* Description of the task:
Gather every line holding the string "young".

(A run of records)
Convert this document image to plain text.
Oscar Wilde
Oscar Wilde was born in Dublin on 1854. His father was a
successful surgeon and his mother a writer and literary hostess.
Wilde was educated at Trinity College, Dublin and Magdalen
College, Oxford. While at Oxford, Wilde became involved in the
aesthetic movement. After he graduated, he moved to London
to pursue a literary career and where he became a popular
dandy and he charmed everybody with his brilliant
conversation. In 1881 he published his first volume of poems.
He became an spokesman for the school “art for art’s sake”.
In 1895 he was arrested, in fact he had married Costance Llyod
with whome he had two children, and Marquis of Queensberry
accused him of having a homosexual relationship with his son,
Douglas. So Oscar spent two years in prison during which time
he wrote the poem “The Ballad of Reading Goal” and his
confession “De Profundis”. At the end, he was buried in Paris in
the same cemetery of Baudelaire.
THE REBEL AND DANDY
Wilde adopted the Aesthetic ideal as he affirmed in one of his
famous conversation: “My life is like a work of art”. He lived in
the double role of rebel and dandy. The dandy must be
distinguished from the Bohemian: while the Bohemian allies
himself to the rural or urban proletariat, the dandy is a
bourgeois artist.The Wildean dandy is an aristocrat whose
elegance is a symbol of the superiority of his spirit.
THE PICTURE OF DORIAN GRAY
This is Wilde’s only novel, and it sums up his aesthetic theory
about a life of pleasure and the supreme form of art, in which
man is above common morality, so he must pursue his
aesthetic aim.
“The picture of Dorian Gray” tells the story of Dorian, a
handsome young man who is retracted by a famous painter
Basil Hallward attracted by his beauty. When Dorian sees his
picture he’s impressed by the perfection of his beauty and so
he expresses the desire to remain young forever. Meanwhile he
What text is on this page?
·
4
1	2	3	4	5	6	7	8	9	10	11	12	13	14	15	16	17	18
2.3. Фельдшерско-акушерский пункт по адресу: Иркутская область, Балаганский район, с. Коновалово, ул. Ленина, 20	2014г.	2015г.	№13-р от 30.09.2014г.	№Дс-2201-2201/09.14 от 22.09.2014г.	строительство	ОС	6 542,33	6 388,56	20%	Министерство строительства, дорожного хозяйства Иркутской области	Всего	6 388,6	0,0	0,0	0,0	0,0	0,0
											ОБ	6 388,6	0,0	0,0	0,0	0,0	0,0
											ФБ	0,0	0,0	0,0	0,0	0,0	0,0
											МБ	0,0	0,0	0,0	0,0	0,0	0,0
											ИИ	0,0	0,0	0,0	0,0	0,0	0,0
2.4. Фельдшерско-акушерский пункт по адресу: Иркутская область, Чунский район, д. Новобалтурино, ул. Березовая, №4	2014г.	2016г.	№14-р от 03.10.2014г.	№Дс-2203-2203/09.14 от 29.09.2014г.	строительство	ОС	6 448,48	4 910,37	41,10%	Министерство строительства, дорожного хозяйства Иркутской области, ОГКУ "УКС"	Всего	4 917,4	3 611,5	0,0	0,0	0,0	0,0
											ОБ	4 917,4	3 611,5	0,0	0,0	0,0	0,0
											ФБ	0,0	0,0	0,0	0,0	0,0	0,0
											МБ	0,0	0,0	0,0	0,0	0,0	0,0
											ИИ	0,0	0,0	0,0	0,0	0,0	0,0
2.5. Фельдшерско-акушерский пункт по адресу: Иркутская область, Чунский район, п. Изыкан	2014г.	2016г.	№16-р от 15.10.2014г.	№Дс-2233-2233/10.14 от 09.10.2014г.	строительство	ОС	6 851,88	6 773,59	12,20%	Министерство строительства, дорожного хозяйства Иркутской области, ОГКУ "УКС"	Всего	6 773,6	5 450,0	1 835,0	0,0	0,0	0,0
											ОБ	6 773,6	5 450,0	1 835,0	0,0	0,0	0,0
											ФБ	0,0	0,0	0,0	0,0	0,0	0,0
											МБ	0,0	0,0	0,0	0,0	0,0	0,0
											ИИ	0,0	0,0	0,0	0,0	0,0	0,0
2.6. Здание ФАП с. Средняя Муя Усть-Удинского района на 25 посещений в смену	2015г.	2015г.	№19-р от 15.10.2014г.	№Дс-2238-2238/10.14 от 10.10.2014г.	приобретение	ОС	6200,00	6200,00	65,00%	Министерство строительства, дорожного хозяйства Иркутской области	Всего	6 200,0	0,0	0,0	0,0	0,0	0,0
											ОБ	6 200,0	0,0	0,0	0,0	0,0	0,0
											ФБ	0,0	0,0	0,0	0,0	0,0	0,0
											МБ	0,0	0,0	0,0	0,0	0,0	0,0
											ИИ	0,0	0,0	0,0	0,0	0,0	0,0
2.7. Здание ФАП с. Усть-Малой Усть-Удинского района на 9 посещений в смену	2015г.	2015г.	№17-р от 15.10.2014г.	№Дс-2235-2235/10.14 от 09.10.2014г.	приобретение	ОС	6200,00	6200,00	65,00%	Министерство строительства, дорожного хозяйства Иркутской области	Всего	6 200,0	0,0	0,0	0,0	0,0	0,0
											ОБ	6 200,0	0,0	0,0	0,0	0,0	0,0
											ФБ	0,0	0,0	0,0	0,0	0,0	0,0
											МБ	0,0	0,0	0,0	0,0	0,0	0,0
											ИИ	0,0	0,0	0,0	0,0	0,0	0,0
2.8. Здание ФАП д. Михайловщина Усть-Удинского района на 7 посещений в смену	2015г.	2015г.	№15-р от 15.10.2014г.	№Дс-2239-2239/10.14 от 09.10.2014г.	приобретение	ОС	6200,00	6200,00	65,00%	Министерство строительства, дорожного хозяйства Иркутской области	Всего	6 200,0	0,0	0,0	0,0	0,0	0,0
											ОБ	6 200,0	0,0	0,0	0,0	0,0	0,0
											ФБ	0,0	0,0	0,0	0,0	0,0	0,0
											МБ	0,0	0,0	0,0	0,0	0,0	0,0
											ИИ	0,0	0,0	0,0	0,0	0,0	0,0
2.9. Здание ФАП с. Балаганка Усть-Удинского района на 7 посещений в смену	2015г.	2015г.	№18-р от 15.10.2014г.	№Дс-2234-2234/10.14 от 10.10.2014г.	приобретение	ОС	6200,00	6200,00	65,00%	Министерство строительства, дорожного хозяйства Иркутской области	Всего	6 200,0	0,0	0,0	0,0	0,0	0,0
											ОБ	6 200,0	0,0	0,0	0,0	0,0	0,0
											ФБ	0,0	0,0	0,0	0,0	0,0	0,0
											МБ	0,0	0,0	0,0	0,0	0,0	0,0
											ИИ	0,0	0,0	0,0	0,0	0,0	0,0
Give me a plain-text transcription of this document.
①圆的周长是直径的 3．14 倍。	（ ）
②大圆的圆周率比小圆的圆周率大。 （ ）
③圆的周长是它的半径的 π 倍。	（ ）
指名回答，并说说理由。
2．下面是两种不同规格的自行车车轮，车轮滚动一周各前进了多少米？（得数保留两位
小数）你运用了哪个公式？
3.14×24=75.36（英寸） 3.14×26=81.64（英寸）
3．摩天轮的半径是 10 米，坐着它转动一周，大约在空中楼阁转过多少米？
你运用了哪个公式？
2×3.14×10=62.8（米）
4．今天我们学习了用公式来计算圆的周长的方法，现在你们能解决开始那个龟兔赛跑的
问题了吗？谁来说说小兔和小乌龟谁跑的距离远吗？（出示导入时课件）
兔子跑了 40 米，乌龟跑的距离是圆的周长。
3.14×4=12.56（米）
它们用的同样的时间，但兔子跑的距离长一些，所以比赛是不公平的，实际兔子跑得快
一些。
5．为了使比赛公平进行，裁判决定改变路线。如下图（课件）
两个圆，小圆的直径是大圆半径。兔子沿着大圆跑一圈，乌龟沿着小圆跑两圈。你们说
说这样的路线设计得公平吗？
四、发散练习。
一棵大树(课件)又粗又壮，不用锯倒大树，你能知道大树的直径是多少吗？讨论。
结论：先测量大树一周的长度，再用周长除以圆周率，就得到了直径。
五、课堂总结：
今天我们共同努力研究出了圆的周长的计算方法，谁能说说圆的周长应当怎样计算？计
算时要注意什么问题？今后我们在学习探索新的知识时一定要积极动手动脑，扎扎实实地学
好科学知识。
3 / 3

* Final result:
handsome young man who is retracted by a famous painter
he expresses the desire to remain young forever. Meanwhile he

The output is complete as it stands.